EXERCISE OBJECTIVE >> Output every record below exactly as it appears.

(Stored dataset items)
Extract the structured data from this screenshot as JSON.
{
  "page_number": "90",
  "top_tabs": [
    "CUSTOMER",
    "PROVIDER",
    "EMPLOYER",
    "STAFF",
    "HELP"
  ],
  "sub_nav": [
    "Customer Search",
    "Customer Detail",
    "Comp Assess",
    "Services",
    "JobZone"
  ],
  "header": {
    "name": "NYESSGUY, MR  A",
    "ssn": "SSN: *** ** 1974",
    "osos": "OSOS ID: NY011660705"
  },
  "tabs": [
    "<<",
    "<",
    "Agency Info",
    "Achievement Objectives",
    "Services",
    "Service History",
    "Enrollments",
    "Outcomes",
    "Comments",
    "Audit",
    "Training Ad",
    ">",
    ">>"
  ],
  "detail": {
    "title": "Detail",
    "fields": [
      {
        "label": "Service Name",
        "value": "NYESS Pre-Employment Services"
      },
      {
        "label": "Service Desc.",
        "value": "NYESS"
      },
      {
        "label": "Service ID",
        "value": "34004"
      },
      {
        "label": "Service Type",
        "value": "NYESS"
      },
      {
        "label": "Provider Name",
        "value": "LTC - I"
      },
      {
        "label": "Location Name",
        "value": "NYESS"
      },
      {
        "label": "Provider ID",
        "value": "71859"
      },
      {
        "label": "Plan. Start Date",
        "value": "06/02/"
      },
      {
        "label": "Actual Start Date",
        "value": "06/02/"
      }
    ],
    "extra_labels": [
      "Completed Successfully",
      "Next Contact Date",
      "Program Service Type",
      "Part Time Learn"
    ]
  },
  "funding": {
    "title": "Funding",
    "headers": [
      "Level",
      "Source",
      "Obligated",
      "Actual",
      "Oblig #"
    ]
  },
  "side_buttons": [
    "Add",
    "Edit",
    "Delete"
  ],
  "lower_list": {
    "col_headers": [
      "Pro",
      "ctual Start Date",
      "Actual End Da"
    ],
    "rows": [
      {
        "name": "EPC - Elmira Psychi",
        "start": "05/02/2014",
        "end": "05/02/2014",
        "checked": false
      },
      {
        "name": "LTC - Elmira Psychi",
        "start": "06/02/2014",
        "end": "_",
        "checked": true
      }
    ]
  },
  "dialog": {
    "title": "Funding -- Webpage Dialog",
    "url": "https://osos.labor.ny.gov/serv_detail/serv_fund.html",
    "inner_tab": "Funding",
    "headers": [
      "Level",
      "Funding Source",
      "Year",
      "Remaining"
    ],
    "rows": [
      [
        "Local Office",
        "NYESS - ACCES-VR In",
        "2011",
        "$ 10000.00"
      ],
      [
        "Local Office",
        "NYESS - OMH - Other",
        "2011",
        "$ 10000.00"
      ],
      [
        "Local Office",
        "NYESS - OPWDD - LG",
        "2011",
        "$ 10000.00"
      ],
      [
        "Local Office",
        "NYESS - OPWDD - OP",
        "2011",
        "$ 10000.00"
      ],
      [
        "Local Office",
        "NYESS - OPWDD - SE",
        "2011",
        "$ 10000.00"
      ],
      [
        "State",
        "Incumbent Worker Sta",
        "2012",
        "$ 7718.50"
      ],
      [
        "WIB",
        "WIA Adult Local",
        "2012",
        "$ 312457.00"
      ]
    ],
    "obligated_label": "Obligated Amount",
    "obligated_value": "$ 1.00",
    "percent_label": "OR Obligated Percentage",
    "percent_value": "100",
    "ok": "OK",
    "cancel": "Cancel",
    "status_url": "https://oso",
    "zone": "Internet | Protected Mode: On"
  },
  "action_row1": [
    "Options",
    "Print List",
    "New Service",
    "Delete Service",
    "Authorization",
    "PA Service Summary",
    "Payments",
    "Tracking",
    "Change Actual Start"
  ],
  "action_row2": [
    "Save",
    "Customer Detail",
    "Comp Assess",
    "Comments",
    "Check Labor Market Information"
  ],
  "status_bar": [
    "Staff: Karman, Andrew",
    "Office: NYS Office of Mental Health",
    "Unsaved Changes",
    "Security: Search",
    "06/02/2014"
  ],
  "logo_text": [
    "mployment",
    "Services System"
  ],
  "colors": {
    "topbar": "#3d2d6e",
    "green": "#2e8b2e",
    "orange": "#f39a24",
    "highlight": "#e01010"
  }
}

THE RESPONSE >>
Extract the structured data from this screenshot as JSON.
{
  "page_number": "90",
  "top_tabs": [
    "CUSTOMER",
    "PROVIDER",
    "EMPLOYER",
    "STAFF",
    "HELP"
  ],
  "sub_nav": [
    "Customer Search",
    "Customer Detail",
    "Comp Assess",
    "Services",
    "JobZone"
  ],
  "header": {
    "name": "NYESSGUY, MR  A",
    "ssn": "SSN: *** ** 1974",
    "osos": "OSOS ID: NY011660705"
  },
  "tabs": [
    "<<",
    "<",
    "Agency Info",
    "Achievement Objectives",
    "Services",
    "Service History",
    "Enrollments",
    "Outcomes",
    "Comments",
    "Audit",
    "Training Ad",
    ">",
    ">>"
  ],
  "detail": {
    "title": "Detail",
    "fields": [
      {
        "label": "Service Name",
        "value": "NYESS Pre-Employment Services"
      },
      {
        "label": "Service Desc.",
        "value": "NYESS"
      },
      {
        "label": "Service ID",
        "value": "34004"
      },
      {
        "label": "Service Type",
        "value": "NYESS"
      },
      {
        "label": "Provider Name",
        "value": "LTC - I"
      },
      {
        "label": "Location Name",
        "value": "NYESS"
      },
      {
        "label": "Provider ID",
        "value": "71859"
      },
      {
        "label": "Plan. Start Date",
        "value": "06/02/"
      },
      {
        "label": "Actual Start Date",
        "value": "06/02/"
      }
    ],
    "extra_labels": [
      "Completed Successfully",
      "Next Contact Date",
      "Program Service Type",
      "Part Time Learn"
    ]
  },
  "funding": {
    "title": "Funding",
    "headers": [
      "Level",
      "Source",
      "Obligated",
      "Actual",
      "Oblig #"
    ]
  },
  "side_buttons": [
    "Add",
    "Edit",
    "Delete"
  ],
  "lower_list": {
    "col_headers": [
      "Pro",
      "ctual Start Date",
      "Actual End Da"
    ],
    "rows": [
      {
        "name": "EPC - Elmira Psychi",
        "start": "05/02/2014",
        "end": "05/02/2014",
        "checked": false
      },
      {
        "name": "LTC - Elmira Psychi",
        "start": "06/02/2014",
        "end": "_",
        "checked": true
      }
    ]
  },
  "dialog": {
    "title": "Funding -- Webpage Dialog",
    "url": "https://osos.labor.ny.gov/serv_detail/serv_fund.html",
    "inner_tab": "Funding",
    "headers": [
      "Level",
      "Funding Source",
      "Year",
      "Remaining"
    ],
    "rows": [
      [
        "Local Office",
        "NYESS - ACCES-VR In",
        "2011",
        "$ 10000.00"
      ],
      [
        "Local Office",
        "NYESS - OMH - Other",
        "2011",
        "$ 10000.00"
      ],
      [
        "Local Office",
        "NYESS - OPWDD - LG",
        "2011",
        "$ 10000.00"
      ],
      [
        "Local Office",
        "NYESS - OPWDD - OP",
        "2011",
        "$ 10000.00"
      ],
      [
        "Local Office",
        "NYESS - OPWDD - SE",
        "2011",
        "$ 10000.00"
      ],
      [
        "State",
        "Incumbent Worker Sta",
        "2012",
        "$ 7718.50"
      ],
      [
        "WIB",
        "WIA Adult Local",
        "2012",
        "$ 312457.00"
      ]
    ],
    "obligated_label": "Obligated Amount",
    "obligated_value": "$ 1.00",
    "percent_label": "OR Obligated Percentage",
    "percent_value": "100",
    "ok": "OK",
    "cancel": "Cancel",
    "status_url": "https://oso",
    "zone": "Internet | Protected Mode: On"
  },
  "action_row1": [
    "Options",
    "Print List",
    "New Service",
    "Delete Service",
    "Authorization",
    "PA Service Summary",
    "Payments",
    "Tracking",
    "Change Actual Start"
  ],
  "action_row2": [
    "Save",
    "Customer Detail",
    "Comp Assess",
    "Comments",
    "Check Labor Market Information"
  ],
  "status_bar": [
    "Staff: Karman, Andrew",
    "Office: NYS Office of Mental Health",
    "Unsaved Changes",
    "Security: Search",
    "06/02/2014"
  ],
  "logo_text": [
    "mployment",
    "Services System"
  ],
  "colors": {
    "topbar": "#3d2d6e",
    "green": "#2e8b2e",
    "orange": "#f39a24",
    "highlight": "#e01010"
  }
}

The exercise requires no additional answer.